--- SET TASK ---
Rewrite every row so that each occurrence of "Tesla Only BEVs" becomes "Tesla-Only BEVs", keeping everything else unchanged.

[Annotated element listings]
:::

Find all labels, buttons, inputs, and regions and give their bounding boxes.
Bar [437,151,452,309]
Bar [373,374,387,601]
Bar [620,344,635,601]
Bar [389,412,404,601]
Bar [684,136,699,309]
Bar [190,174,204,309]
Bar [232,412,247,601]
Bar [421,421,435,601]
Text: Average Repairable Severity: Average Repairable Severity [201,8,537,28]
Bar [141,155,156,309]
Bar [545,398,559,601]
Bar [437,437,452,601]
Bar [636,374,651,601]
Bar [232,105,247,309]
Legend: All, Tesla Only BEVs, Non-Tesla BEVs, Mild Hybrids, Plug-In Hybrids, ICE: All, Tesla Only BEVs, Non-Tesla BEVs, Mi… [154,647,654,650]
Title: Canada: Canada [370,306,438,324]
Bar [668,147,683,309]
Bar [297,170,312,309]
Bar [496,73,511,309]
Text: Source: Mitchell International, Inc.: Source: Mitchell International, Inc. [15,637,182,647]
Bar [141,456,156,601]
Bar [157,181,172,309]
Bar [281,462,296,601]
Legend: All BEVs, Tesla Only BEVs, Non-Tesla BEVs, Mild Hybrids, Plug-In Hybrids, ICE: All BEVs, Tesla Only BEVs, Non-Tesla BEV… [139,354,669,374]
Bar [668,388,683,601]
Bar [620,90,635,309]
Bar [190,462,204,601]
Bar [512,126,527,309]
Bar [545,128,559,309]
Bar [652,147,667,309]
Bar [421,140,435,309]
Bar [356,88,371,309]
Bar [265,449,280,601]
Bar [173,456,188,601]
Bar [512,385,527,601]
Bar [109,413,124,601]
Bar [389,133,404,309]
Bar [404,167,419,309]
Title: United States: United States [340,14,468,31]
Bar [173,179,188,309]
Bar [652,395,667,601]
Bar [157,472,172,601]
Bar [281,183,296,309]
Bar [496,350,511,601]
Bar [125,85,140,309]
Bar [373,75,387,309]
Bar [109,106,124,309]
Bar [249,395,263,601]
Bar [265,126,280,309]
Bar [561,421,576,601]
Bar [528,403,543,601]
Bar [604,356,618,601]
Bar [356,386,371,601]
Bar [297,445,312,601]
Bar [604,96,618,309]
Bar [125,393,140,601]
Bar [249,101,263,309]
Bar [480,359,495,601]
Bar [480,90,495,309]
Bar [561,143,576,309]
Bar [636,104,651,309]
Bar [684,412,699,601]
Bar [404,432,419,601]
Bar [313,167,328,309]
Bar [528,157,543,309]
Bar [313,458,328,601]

:::

--- WORKED SOLUTION ---
Find all labels, buttons, inputs, and regions and give their bounding boxes.
Bar [437,151,452,309]
Bar [373,374,387,601]
Bar [620,344,635,601]
Bar [389,412,404,601]
Bar [684,136,699,309]
Bar [190,174,204,309]
Bar [232,412,247,601]
Bar [421,421,435,601]
Text: Average Repairable Severity: Average Repairable Severity [201,8,537,28]
Bar [141,155,156,309]
Bar [545,398,559,601]
Bar [437,437,452,601]
Bar [636,374,651,601]
Bar [232,105,247,309]
Legend: All, Tesla-Only BEVs, Non-Tesla BEVs, Mild Hybrids, Plug-In Hybrids, ICE: All, Tesla-Only BEVs, Non-Tesla BEVs, Mi… [154,647,654,650]
Title: Canada: Canada [370,306,438,324]
Bar [668,147,683,309]
Bar [297,170,312,309]
Bar [496,73,511,309]
Text: Source: Mitchell International, Inc.: Source: Mitchell International, Inc. [15,637,182,647]
Bar [141,456,156,601]
Bar [157,181,172,309]
Bar [281,462,296,601]
Legend: All BEVs, Tesla-Only BEVs, Non-Tesla BEVs, Mild Hybrids, Plug-In Hybrids, ICE: All BEVs, Tesla-Only BEVs, Non-Tesla BEV… [139,354,669,374]
Bar [668,388,683,601]
Bar [620,90,635,309]
Bar [190,462,204,601]
Bar [512,126,527,309]
Bar [545,128,559,309]
Bar [652,147,667,309]
Bar [421,140,435,309]
Bar [356,88,371,309]
Bar [265,449,280,601]
Bar [173,456,188,601]
Bar [512,385,527,601]
Bar [109,413,124,601]
Bar [389,133,404,309]
Bar [404,167,419,309]
Title: United States: United States [340,14,468,31]
Bar [173,179,188,309]
Bar [652,395,667,601]
Bar [157,472,172,601]
Bar [281,183,296,309]
Bar [496,350,511,601]
Bar [125,85,140,309]
Bar [373,75,387,309]
Bar [109,106,124,309]
Bar [249,395,263,601]
Bar [265,126,280,309]
Bar [561,421,576,601]
Bar [528,403,543,601]
Bar [604,356,618,601]
Bar [356,386,371,601]
Bar [297,445,312,601]
Bar [604,96,618,309]
Bar [125,393,140,601]
Bar [249,101,263,309]
Bar [480,359,495,601]
Bar [480,90,495,309]
Bar [561,143,576,309]
Bar [636,104,651,309]
Bar [684,412,699,601]
Bar [404,432,419,601]
Bar [313,167,328,309]
Bar [528,157,543,309]
Bar [313,458,328,601]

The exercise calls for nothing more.